◆ SUPPLIED ENTRIES:

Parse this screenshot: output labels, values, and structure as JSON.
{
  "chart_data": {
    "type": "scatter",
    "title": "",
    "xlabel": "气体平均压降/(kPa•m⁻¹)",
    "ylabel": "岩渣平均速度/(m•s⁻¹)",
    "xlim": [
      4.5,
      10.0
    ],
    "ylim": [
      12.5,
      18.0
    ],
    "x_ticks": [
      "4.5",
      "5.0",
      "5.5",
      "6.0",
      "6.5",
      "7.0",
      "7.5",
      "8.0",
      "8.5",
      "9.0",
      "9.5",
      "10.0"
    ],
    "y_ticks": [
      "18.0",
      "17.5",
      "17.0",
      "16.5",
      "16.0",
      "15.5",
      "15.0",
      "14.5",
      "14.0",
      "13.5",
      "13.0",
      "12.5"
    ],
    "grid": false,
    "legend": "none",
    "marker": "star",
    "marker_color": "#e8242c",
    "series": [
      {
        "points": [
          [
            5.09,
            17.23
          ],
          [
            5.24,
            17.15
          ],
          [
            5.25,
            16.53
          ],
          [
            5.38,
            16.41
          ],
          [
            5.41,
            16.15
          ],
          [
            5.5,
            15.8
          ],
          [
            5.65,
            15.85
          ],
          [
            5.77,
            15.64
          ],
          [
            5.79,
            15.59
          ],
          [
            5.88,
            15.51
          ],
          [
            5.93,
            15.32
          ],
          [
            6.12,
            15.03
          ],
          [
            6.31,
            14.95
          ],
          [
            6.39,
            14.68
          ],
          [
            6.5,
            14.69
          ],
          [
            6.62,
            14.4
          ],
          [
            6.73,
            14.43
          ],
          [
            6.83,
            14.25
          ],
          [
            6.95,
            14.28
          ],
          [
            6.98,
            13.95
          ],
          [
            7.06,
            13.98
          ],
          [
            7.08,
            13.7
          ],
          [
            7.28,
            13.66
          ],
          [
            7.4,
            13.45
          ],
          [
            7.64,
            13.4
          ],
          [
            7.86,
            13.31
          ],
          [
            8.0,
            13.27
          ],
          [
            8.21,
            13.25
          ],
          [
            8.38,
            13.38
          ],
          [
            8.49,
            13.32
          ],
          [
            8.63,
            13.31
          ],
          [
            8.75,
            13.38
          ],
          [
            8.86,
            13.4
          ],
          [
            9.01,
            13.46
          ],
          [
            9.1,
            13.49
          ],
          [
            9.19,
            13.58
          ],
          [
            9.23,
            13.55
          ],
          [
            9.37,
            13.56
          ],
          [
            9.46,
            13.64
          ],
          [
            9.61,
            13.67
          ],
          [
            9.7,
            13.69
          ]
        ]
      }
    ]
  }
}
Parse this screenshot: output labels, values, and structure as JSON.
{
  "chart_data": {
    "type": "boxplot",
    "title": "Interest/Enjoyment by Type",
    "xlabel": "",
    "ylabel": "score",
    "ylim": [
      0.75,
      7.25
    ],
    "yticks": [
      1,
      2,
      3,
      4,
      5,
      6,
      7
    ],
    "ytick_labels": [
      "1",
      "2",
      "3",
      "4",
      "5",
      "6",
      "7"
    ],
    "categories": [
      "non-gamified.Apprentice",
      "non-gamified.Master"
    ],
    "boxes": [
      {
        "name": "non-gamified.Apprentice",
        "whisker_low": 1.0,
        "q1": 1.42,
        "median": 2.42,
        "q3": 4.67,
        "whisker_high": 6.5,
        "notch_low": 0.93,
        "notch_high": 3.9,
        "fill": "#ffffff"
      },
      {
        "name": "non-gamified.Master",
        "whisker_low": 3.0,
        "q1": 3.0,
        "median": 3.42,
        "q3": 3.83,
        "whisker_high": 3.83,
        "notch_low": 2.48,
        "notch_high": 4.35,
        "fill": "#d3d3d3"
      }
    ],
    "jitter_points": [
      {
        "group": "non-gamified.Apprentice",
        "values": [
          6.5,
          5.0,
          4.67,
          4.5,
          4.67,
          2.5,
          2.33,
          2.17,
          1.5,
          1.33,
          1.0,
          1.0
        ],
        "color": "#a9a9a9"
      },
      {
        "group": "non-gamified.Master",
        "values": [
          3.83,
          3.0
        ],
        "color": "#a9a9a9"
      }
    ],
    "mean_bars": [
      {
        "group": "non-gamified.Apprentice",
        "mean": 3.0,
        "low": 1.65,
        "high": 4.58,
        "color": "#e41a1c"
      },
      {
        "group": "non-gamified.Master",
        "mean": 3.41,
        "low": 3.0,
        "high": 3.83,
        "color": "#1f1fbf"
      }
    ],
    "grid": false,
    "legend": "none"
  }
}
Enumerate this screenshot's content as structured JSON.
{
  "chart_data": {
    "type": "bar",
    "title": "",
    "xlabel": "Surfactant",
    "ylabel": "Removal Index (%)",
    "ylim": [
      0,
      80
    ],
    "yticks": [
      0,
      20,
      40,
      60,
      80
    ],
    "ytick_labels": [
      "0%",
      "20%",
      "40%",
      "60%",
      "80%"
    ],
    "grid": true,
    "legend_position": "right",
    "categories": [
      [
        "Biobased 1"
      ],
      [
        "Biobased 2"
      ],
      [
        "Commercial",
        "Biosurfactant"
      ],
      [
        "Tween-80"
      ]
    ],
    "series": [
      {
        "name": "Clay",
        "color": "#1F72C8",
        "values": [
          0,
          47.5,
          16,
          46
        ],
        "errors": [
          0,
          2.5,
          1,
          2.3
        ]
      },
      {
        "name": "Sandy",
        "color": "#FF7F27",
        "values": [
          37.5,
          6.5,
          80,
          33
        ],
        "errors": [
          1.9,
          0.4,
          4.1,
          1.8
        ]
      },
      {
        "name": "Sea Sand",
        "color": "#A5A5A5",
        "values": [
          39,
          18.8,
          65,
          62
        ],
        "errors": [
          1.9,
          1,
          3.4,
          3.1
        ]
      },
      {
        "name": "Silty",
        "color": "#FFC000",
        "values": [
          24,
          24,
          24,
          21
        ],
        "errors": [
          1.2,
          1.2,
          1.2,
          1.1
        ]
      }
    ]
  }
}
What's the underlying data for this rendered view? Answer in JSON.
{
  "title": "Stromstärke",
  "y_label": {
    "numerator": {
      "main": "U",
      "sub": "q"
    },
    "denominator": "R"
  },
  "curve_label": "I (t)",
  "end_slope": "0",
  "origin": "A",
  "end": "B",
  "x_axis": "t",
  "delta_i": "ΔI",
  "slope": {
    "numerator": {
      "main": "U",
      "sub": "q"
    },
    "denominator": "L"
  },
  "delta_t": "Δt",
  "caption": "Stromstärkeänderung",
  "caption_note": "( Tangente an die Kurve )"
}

◆ EXERCISE TASK: Output all of the material exactly as written.

◆ SOLUTION TO THIS EXERCISE:
Parse this screenshot: output labels, values, and structure as JSON.
{
  "chart_data": {
    "type": "scatter",
    "title": "",
    "xlabel": "气体平均压降/(kPa•m⁻¹)",
    "ylabel": "岩渣平均速度/(m•s⁻¹)",
    "xlim": [
      4.5,
      10.0
    ],
    "ylim": [
      12.5,
      18.0
    ],
    "x_ticks": [
      "4.5",
      "5.0",
      "5.5",
      "6.0",
      "6.5",
      "7.0",
      "7.5",
      "8.0",
      "8.5",
      "9.0",
      "9.5",
      "10.0"
    ],
    "y_ticks": [
      "18.0",
      "17.5",
      "17.0",
      "16.5",
      "16.0",
      "15.5",
      "15.0",
      "14.5",
      "14.0",
      "13.5",
      "13.0",
      "12.5"
    ],
    "grid": false,
    "legend": "none",
    "marker": "star",
    "marker_color": "#e8242c",
    "series": [
      {
        "points": [
          [
            5.09,
            17.23
          ],
          [
            5.24,
            17.15
          ],
          [
            5.25,
            16.53
          ],
          [
            5.38,
            16.41
          ],
          [
            5.41,
            16.15
          ],
          [
            5.5,
            15.8
          ],
          [
            5.65,
            15.85
          ],
          [
            5.77,
            15.64
          ],
          [
            5.79,
            15.59
          ],
          [
            5.88,
            15.51
          ],
          [
            5.93,
            15.32
          ],
          [
            6.12,
            15.03
          ],
          [
            6.31,
            14.95
          ],
          [
            6.39,
            14.68
          ],
          [
            6.5,
            14.69
          ],
          [
            6.62,
            14.4
          ],
          [
            6.73,
            14.43
          ],
          [
            6.83,
            14.25
          ],
          [
            6.95,
            14.28
          ],
          [
            6.98,
            13.95
          ],
          [
            7.06,
            13.98
          ],
          [
            7.08,
            13.7
          ],
          [
            7.28,
            13.66
          ],
          [
            7.4,
            13.45
          ],
          [
            7.64,
            13.4
          ],
          [
            7.86,
            13.31
          ],
          [
            8.0,
            13.27
          ],
          [
            8.21,
            13.25
          ],
          [
            8.38,
            13.38
          ],
          [
            8.49,
            13.32
          ],
          [
            8.63,
            13.31
          ],
          [
            8.75,
            13.38
          ],
          [
            8.86,
            13.4
          ],
          [
            9.01,
            13.46
          ],
          [
            9.1,
            13.49
          ],
          [
            9.19,
            13.58
          ],
          [
            9.23,
            13.55
          ],
          [
            9.37,
            13.56
          ],
          [
            9.46,
            13.64
          ],
          [
            9.61,
            13.67
          ],
          [
            9.7,
            13.69
          ]
        ]
      }
    ]
  }
}
Parse this screenshot: output labels, values, and structure as JSON.
{
  "chart_data": {
    "type": "boxplot",
    "title": "Interest/Enjoyment by Type",
    "xlabel": "",
    "ylabel": "score",
    "ylim": [
      0.75,
      7.25
    ],
    "yticks": [
      1,
      2,
      3,
      4,
      5,
      6,
      7
    ],
    "ytick_labels": [
      "1",
      "2",
      "3",
      "4",
      "5",
      "6",
      "7"
    ],
    "categories": [
      "non-gamified.Apprentice",
      "non-gamified.Master"
    ],
    "boxes": [
      {
        "name": "non-gamified.Apprentice",
        "whisker_low": 1.0,
        "q1": 1.42,
        "median": 2.42,
        "q3": 4.67,
        "whisker_high": 6.5,
        "notch_low": 0.93,
        "notch_high": 3.9,
        "fill": "#ffffff"
      },
      {
        "name": "non-gamified.Master",
        "whisker_low": 3.0,
        "q1": 3.0,
        "median": 3.42,
        "q3": 3.83,
        "whisker_high": 3.83,
        "notch_low": 2.48,
        "notch_high": 4.35,
        "fill": "#d3d3d3"
      }
    ],
    "jitter_points": [
      {
        "group": "non-gamified.Apprentice",
        "values": [
          6.5,
          5.0,
          4.67,
          4.5,
          4.67,
          2.5,
          2.33,
          2.17,
          1.5,
          1.33,
          1.0,
          1.0
        ],
        "color": "#a9a9a9"
      },
      {
        "group": "non-gamified.Master",
        "values": [
          3.83,
          3.0
        ],
        "color": "#a9a9a9"
      }
    ],
    "mean_bars": [
      {
        "group": "non-gamified.Apprentice",
        "mean": 3.0,
        "low": 1.65,
        "high": 4.58,
        "color": "#e41a1c"
      },
      {
        "group": "non-gamified.Master",
        "mean": 3.41,
        "low": 3.0,
        "high": 3.83,
        "color": "#1f1fbf"
      }
    ],
    "grid": false,
    "legend": "none"
  }
}
Enumerate this screenshot's content as structured JSON.
{
  "chart_data": {
    "type": "bar",
    "title": "",
    "xlabel": "Surfactant",
    "ylabel": "Removal Index (%)",
    "ylim": [
      0,
      80
    ],
    "yticks": [
      0,
      20,
      40,
      60,
      80
    ],
    "ytick_labels": [
      "0%",
      "20%",
      "40%",
      "60%",
      "80%"
    ],
    "grid": true,
    "legend_position": "right",
    "categories": [
      [
        "Biobased 1"
      ],
      [
        "Biobased 2"
      ],
      [
        "Commercial",
        "Biosurfactant"
      ],
      [
        "Tween-80"
      ]
    ],
    "series": [
      {
        "name": "Clay",
        "color": "#1F72C8",
        "values": [
          0,
          47.5,
          16,
          46
        ],
        "errors": [
          0,
          2.5,
          1,
          2.3
        ]
      },
      {
        "name": "Sandy",
        "color": "#FF7F27",
        "values": [
          37.5,
          6.5,
          80,
          33
        ],
        "errors": [
          1.9,
          0.4,
          4.1,
          1.8
        ]
      },
      {
        "name": "Sea Sand",
        "color": "#A5A5A5",
        "values": [
          39,
          18.8,
          65,
          62
        ],
        "errors": [
          1.9,
          1,
          3.4,
          3.1
        ]
      },
      {
        "name": "Silty",
        "color": "#FFC000",
        "values": [
          24,
          24,
          24,
          21
        ],
        "errors": [
          1.2,
          1.2,
          1.2,
          1.1
        ]
      }
    ]
  }
}
What's the underlying data for this rendered view? Answer in JSON.
{
  "title": "Stromstärke",
  "y_label": {
    "numerator": {
      "main": "U",
      "sub": "q"
    },
    "denominator": "R"
  },
  "curve_label": "I (t)",
  "end_slope": "0",
  "origin": "A",
  "end": "B",
  "x_axis": "t",
  "delta_i": "ΔI",
  "slope": {
    "numerator": {
      "main": "U",
      "sub": "q"
    },
    "denominator": "L"
  },
  "delta_t": "Δt",
  "caption": "Stromstärkeänderung",
  "caption_note": "( Tangente an die Kurve )"
}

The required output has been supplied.